__Material__:
____________________

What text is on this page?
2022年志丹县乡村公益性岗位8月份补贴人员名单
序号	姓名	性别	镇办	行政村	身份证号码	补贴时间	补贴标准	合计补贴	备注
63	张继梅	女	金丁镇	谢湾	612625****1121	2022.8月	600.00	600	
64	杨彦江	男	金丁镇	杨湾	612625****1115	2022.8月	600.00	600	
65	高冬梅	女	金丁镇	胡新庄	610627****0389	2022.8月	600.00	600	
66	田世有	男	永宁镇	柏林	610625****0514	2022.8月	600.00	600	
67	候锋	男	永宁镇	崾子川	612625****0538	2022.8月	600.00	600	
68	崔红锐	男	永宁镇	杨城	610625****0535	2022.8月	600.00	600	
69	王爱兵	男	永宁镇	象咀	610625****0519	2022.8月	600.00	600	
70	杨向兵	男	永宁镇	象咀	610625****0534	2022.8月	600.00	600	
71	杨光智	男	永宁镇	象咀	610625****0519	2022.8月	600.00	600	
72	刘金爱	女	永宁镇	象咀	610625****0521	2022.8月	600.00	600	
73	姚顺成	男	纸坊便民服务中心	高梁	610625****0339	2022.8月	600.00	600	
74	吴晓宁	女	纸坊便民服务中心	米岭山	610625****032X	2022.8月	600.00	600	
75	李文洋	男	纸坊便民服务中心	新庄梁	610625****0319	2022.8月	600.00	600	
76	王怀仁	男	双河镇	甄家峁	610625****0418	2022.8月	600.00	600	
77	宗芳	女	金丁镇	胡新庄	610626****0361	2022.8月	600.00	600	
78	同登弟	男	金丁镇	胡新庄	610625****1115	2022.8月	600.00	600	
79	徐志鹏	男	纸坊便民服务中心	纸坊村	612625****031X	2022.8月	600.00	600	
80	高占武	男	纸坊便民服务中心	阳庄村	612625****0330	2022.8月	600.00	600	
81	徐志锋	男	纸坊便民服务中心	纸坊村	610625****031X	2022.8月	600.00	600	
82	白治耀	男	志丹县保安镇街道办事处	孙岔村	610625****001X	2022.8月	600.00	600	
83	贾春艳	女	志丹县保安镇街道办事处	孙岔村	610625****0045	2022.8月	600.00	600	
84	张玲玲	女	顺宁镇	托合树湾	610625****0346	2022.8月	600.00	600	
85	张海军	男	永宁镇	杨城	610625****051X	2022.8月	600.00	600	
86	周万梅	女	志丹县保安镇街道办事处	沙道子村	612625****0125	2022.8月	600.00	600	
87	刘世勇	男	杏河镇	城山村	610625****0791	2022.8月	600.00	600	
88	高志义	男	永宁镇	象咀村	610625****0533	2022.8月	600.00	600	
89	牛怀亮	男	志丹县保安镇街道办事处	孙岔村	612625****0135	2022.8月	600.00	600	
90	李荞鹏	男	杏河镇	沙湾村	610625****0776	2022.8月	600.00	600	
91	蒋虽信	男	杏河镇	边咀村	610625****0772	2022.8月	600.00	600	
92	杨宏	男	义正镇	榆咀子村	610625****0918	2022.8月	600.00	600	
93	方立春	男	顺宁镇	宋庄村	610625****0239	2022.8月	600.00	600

____________________

__Problem description__: Among the lines of the material, find those that hold the word "志丹县保安镇街道办事处" and copy them.

__Output__:
82	白治耀	男	志丹县保安镇街道办事处	孙岔村	610625****001X	2022.8月	600.00	600	
83	贾春艳	女	志丹县保安镇街道办事处	孙岔村	610625****0045	2022.8月	600.00	600	
86	周万梅	女	志丹县保安镇街道办事处	沙道子村	612625****0125	2022.8月	600.00	600	
89	牛怀亮	男	志丹县保安镇街道办事处	孙岔村	612625****0135	2022.8月	600.00	600	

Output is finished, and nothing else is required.